— Begin SUPPLIED DATA —

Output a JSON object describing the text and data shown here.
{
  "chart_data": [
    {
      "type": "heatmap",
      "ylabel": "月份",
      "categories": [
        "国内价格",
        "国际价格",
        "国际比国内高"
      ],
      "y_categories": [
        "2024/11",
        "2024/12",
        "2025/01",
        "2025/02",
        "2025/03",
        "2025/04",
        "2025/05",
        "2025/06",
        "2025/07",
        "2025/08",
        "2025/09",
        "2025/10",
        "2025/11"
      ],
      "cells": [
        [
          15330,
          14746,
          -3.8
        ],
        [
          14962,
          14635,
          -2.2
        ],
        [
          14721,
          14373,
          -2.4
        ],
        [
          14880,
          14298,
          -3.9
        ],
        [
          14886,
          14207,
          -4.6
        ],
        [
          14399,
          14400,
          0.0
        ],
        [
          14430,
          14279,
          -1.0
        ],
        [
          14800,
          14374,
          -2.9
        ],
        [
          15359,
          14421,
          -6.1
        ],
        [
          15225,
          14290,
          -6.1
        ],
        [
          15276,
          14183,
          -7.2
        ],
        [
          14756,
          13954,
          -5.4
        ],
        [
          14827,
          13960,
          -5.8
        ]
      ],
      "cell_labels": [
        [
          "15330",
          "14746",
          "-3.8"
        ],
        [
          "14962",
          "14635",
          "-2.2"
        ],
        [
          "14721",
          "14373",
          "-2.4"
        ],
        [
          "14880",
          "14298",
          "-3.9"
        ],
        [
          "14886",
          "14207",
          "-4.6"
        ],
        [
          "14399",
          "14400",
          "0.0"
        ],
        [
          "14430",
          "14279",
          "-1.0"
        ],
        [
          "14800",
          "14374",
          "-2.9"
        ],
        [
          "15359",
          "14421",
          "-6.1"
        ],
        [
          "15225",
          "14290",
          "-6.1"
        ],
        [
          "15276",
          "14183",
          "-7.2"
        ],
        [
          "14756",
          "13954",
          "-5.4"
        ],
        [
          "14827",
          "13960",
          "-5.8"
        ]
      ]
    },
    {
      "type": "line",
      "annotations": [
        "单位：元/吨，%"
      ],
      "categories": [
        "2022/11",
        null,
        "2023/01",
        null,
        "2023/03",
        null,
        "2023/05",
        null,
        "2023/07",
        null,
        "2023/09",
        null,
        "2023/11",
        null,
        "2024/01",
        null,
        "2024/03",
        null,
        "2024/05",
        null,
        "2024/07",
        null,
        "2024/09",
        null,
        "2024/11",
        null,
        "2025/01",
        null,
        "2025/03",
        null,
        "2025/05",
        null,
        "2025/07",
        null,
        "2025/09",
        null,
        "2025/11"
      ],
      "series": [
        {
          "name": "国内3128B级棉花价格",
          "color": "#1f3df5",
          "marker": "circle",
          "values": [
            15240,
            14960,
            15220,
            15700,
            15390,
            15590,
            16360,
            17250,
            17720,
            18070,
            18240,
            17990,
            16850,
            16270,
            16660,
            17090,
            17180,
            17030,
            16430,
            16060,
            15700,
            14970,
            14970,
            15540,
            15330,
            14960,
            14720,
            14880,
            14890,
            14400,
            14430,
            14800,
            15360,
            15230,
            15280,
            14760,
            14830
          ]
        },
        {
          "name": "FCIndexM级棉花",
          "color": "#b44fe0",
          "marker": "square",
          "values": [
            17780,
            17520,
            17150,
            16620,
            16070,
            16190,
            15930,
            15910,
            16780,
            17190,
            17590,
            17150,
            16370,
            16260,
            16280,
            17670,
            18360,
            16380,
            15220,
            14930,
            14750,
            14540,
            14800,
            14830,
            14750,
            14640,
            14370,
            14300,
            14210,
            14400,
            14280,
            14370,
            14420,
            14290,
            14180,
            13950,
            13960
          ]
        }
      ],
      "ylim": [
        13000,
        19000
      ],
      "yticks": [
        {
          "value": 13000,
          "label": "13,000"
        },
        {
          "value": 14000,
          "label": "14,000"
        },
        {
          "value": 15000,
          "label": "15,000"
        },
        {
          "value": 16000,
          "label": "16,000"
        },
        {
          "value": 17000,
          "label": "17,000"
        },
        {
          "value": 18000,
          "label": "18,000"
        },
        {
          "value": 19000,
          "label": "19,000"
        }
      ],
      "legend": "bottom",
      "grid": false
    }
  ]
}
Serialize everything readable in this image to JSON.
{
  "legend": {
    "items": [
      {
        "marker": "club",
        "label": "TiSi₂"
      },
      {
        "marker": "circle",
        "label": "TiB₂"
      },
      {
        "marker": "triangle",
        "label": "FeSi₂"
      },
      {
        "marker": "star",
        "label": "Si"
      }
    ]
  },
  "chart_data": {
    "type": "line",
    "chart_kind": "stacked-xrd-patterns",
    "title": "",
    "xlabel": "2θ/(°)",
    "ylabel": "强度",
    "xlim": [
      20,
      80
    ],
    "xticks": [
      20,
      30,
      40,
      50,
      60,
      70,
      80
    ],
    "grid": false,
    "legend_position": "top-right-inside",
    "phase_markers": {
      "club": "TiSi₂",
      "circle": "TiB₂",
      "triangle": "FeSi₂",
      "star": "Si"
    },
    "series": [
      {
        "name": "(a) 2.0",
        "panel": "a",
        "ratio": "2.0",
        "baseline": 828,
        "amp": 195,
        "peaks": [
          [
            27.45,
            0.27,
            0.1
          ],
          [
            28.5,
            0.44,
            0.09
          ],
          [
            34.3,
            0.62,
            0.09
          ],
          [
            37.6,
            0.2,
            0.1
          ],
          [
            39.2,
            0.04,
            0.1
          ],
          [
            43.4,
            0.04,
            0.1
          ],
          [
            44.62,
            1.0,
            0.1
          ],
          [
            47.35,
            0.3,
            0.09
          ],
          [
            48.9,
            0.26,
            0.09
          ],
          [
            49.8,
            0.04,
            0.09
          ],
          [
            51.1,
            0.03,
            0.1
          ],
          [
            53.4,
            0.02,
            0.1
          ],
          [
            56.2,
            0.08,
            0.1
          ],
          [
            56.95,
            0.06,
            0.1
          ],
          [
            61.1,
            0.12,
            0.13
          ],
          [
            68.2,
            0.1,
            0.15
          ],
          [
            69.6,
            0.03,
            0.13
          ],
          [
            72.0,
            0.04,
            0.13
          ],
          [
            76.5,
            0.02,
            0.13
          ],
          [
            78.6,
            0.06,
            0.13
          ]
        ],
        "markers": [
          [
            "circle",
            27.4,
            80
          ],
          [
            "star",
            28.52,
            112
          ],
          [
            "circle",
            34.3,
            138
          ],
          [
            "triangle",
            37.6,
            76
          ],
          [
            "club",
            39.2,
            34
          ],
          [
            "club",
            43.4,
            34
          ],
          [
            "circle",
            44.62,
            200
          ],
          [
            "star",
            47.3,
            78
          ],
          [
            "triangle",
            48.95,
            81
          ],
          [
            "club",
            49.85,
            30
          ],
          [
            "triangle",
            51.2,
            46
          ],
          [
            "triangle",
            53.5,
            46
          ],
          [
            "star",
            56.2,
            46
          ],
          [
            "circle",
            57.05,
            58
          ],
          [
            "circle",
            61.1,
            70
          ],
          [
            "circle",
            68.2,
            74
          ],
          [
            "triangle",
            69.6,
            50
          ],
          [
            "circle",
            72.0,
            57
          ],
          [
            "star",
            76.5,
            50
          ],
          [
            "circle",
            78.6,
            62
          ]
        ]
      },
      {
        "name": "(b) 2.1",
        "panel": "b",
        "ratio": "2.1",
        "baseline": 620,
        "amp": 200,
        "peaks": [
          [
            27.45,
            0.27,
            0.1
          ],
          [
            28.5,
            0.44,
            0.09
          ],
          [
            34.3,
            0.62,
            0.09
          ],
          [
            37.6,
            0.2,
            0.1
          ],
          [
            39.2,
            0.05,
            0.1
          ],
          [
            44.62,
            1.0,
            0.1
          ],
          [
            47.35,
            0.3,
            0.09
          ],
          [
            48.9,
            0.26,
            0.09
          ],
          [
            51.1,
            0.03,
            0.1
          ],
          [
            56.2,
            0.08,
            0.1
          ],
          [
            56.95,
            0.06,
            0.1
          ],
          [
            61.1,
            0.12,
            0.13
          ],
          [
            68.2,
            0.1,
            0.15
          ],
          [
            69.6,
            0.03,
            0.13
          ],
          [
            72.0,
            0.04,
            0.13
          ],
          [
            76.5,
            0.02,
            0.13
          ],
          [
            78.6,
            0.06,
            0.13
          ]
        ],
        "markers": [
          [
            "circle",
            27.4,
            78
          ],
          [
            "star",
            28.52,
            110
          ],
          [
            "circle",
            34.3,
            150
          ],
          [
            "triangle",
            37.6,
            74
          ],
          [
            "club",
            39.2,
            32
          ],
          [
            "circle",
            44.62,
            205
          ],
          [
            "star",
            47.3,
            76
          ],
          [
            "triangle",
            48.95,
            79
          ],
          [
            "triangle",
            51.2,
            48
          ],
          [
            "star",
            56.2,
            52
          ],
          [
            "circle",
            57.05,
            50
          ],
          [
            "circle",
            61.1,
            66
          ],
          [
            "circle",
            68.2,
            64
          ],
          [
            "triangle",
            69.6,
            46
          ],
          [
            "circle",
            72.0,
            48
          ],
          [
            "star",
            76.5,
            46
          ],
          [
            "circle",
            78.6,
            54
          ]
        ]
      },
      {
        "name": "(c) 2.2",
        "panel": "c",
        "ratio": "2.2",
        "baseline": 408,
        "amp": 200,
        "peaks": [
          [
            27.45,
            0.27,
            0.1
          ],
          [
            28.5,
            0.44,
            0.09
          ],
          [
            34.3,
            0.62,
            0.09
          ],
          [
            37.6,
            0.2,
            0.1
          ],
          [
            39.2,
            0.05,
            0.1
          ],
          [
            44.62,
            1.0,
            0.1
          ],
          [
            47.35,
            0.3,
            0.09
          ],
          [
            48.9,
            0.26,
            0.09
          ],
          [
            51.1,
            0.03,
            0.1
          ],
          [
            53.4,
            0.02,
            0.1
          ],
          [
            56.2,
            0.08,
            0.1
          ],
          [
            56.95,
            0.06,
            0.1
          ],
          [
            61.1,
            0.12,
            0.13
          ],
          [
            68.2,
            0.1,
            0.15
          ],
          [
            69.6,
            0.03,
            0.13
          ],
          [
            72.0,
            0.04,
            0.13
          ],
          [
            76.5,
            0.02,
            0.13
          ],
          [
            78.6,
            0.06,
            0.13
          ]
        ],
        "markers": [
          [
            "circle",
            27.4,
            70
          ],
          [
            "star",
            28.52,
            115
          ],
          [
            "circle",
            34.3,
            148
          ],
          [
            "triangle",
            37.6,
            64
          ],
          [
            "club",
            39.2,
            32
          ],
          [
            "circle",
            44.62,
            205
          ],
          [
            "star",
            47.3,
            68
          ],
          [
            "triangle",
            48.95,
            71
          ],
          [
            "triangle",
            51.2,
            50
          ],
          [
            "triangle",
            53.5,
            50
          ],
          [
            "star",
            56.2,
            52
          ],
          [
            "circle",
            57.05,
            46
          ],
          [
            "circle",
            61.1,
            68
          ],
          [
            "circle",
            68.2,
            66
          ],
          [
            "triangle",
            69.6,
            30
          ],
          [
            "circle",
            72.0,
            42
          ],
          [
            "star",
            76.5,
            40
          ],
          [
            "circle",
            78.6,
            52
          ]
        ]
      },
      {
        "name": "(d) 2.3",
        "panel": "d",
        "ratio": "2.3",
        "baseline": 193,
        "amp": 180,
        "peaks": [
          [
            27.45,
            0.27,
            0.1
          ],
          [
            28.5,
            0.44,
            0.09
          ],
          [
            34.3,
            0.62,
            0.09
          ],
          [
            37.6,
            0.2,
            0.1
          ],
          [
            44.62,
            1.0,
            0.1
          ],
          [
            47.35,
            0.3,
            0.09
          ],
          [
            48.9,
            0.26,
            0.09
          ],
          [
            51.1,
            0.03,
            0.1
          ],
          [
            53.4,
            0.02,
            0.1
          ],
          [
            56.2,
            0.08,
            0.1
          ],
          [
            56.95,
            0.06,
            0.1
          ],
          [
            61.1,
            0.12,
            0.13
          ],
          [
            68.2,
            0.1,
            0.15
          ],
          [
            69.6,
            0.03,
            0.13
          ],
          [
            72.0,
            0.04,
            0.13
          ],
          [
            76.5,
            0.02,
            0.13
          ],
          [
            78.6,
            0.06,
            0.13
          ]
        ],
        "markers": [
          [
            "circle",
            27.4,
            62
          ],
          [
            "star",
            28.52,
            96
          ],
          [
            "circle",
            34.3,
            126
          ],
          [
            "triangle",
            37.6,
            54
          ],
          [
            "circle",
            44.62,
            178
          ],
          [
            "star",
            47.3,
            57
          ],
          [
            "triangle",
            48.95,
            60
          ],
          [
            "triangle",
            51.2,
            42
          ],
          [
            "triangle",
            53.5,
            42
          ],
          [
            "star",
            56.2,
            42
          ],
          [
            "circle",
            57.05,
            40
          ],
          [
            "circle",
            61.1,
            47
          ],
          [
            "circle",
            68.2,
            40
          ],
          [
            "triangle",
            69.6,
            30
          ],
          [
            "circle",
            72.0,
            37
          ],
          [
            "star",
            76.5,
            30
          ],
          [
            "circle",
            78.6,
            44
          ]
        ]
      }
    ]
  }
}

— End SUPPLIED DATA —

• **TASK GOAL**: Go through the material line by line. Show each line that contains the string "JSON".

• **EXERCISE RESULT**:
Output a JSON object describing the text and data shown here.
Serialize everything readable in this image to JSON.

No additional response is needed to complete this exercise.